__WHAT YOU ARE ASKED TO DO__. Rewrite all of the records below, replacing every "footnote-line" with "note-line" and keeping everything else the same.

>> begin

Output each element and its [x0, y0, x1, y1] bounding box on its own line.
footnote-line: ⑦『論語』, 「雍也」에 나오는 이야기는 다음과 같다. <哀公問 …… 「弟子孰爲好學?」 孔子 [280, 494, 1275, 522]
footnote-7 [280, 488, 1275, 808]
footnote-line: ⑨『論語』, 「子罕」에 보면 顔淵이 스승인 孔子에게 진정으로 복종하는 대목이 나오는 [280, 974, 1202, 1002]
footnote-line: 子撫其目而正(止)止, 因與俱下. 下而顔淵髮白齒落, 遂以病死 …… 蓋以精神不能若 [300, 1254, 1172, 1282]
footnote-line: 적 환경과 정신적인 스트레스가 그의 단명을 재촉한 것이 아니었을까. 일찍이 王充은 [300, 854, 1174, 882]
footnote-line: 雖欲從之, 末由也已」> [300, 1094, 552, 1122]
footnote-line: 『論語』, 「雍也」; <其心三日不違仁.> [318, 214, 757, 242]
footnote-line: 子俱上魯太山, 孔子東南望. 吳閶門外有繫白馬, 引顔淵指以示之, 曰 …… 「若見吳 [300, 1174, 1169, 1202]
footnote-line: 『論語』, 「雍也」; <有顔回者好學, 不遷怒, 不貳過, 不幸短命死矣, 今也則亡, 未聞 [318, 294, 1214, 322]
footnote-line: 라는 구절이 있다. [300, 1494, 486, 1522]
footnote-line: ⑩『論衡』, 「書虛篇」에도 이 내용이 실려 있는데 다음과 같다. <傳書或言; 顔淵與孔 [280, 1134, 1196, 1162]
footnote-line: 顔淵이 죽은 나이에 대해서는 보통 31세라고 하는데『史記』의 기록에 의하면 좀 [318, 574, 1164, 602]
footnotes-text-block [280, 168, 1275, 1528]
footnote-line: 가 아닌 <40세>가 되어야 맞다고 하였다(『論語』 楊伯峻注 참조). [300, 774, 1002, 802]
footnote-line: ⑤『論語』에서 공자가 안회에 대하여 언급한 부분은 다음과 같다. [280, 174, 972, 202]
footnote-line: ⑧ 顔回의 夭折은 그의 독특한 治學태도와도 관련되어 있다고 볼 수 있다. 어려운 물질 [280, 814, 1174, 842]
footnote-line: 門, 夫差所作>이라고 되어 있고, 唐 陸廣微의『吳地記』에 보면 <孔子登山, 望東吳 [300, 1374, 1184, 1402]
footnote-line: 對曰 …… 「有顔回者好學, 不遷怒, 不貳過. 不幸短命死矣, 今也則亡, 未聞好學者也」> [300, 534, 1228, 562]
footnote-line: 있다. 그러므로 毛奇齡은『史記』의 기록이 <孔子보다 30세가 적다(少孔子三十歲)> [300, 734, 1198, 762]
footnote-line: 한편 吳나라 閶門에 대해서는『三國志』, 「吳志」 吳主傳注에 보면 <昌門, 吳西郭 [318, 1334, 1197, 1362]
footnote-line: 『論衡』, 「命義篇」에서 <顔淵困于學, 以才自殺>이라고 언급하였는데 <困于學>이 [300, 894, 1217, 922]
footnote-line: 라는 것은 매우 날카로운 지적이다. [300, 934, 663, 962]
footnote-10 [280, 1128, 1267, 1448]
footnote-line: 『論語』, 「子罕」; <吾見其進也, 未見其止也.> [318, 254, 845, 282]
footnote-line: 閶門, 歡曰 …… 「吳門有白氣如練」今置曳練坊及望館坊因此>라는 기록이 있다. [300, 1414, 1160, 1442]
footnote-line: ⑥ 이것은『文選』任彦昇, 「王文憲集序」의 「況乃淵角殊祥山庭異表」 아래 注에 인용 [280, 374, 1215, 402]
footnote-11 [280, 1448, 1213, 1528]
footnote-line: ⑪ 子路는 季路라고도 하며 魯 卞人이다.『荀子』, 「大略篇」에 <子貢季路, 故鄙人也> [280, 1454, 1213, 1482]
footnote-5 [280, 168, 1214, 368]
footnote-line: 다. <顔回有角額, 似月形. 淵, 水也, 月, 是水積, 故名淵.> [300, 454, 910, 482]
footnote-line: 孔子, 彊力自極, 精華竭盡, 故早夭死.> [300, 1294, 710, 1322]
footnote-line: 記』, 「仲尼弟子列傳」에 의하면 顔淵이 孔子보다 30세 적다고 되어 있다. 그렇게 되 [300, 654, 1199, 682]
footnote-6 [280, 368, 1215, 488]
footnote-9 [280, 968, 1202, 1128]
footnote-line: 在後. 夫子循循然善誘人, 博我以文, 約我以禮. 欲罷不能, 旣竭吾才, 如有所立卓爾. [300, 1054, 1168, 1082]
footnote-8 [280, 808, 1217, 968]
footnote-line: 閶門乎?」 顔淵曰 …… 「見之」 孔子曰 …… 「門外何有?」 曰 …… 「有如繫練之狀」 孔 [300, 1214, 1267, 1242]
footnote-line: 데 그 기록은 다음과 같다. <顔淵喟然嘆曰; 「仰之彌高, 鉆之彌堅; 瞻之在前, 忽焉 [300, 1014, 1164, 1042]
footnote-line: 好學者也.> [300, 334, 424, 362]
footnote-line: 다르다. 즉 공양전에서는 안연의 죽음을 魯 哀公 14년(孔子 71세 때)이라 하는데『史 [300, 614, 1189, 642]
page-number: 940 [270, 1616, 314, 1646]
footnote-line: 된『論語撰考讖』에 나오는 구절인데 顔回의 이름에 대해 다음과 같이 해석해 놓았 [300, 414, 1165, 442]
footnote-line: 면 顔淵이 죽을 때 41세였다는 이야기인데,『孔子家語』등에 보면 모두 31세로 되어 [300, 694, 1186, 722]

>> end

__SOLUTION TO THIS TASK__.
Output each element and its [x0, y0, x1, y1] bounding box on its own line.
note-line: ⑦『論語』, 「雍也」에 나오는 이야기는 다음과 같다. <哀公問 …… 「弟子孰爲好學?」 孔子 [280, 494, 1275, 522]
footnote-7 [280, 488, 1275, 808]
note-line: ⑨『論語』, 「子罕」에 보면 顔淵이 스승인 孔子에게 진정으로 복종하는 대목이 나오는 [280, 974, 1202, 1002]
note-line: 子撫其目而正(止)止, 因與俱下. 下而顔淵髮白齒落, 遂以病死 …… 蓋以精神不能若 [300, 1254, 1172, 1282]
note-line: 적 환경과 정신적인 스트레스가 그의 단명을 재촉한 것이 아니었을까. 일찍이 王充은 [300, 854, 1174, 882]
note-line: 雖欲從之, 末由也已」> [300, 1094, 552, 1122]
note-line: 『論語』, 「雍也」; <其心三日不違仁.> [318, 214, 757, 242]
note-line: 子俱上魯太山, 孔子東南望. 吳閶門外有繫白馬, 引顔淵指以示之, 曰 …… 「若見吳 [300, 1174, 1169, 1202]
note-line: 『論語』, 「雍也」; <有顔回者好學, 不遷怒, 不貳過, 不幸短命死矣, 今也則亡, 未聞 [318, 294, 1214, 322]
note-line: 라는 구절이 있다. [300, 1494, 486, 1522]
note-line: ⑩『論衡』, 「書虛篇」에도 이 내용이 실려 있는데 다음과 같다. <傳書或言; 顔淵與孔 [280, 1134, 1196, 1162]
note-line: 顔淵이 죽은 나이에 대해서는 보통 31세라고 하는데『史記』의 기록에 의하면 좀 [318, 574, 1164, 602]
footnotes-text-block [280, 168, 1275, 1528]
note-line: 가 아닌 <40세>가 되어야 맞다고 하였다(『論語』 楊伯峻注 참조). [300, 774, 1002, 802]
note-line: ⑤『論語』에서 공자가 안회에 대하여 언급한 부분은 다음과 같다. [280, 174, 972, 202]
note-line: ⑧ 顔回의 夭折은 그의 독특한 治學태도와도 관련되어 있다고 볼 수 있다. 어려운 물질 [280, 814, 1174, 842]
note-line: 門, 夫差所作>이라고 되어 있고, 唐 陸廣微의『吳地記』에 보면 <孔子登山, 望東吳 [300, 1374, 1184, 1402]
note-line: 對曰 …… 「有顔回者好學, 不遷怒, 不貳過. 不幸短命死矣, 今也則亡, 未聞好學者也」> [300, 534, 1228, 562]
note-line: 있다. 그러므로 毛奇齡은『史記』의 기록이 <孔子보다 30세가 적다(少孔子三十歲)> [300, 734, 1198, 762]
note-line: 한편 吳나라 閶門에 대해서는『三國志』, 「吳志」 吳主傳注에 보면 <昌門, 吳西郭 [318, 1334, 1197, 1362]
note-line: 『論衡』, 「命義篇」에서 <顔淵困于學, 以才自殺>이라고 언급하였는데 <困于學>이 [300, 894, 1217, 922]
note-line: 라는 것은 매우 날카로운 지적이다. [300, 934, 663, 962]
footnote-10 [280, 1128, 1267, 1448]
note-line: 『論語』, 「子罕」; <吾見其進也, 未見其止也.> [318, 254, 845, 282]
note-line: 閶門, 歡曰 …… 「吳門有白氣如練」今置曳練坊及望館坊因此>라는 기록이 있다. [300, 1414, 1160, 1442]
note-line: ⑥ 이것은『文選』任彦昇, 「王文憲集序」의 「況乃淵角殊祥山庭異表」 아래 注에 인용 [280, 374, 1215, 402]
footnote-11 [280, 1448, 1213, 1528]
note-line: ⑪ 子路는 季路라고도 하며 魯 卞人이다.『荀子』, 「大略篇」에 <子貢季路, 故鄙人也> [280, 1454, 1213, 1482]
footnote-5 [280, 168, 1214, 368]
note-line: 다. <顔回有角額, 似月形. 淵, 水也, 月, 是水積, 故名淵.> [300, 454, 910, 482]
note-line: 孔子, 彊力自極, 精華竭盡, 故早夭死.> [300, 1294, 710, 1322]
note-line: 記』, 「仲尼弟子列傳」에 의하면 顔淵이 孔子보다 30세 적다고 되어 있다. 그렇게 되 [300, 654, 1199, 682]
footnote-6 [280, 368, 1215, 488]
footnote-9 [280, 968, 1202, 1128]
note-line: 在後. 夫子循循然善誘人, 博我以文, 約我以禮. 欲罷不能, 旣竭吾才, 如有所立卓爾. [300, 1054, 1168, 1082]
footnote-8 [280, 808, 1217, 968]
note-line: 閶門乎?」 顔淵曰 …… 「見之」 孔子曰 …… 「門外何有?」 曰 …… 「有如繫練之狀」 孔 [300, 1214, 1267, 1242]
note-line: 데 그 기록은 다음과 같다. <顔淵喟然嘆曰; 「仰之彌高, 鉆之彌堅; 瞻之在前, 忽焉 [300, 1014, 1164, 1042]
note-line: 好學者也.> [300, 334, 424, 362]
note-line: 다르다. 즉 공양전에서는 안연의 죽음을 魯 哀公 14년(孔子 71세 때)이라 하는데『史 [300, 614, 1189, 642]
page-number: 940 [270, 1616, 314, 1646]
note-line: 된『論語撰考讖』에 나오는 구절인데 顔回의 이름에 대해 다음과 같이 해석해 놓았 [300, 414, 1165, 442]
note-line: 면 顔淵이 죽을 때 41세였다는 이야기인데,『孔子家語』등에 보면 모두 31세로 되어 [300, 694, 1186, 722]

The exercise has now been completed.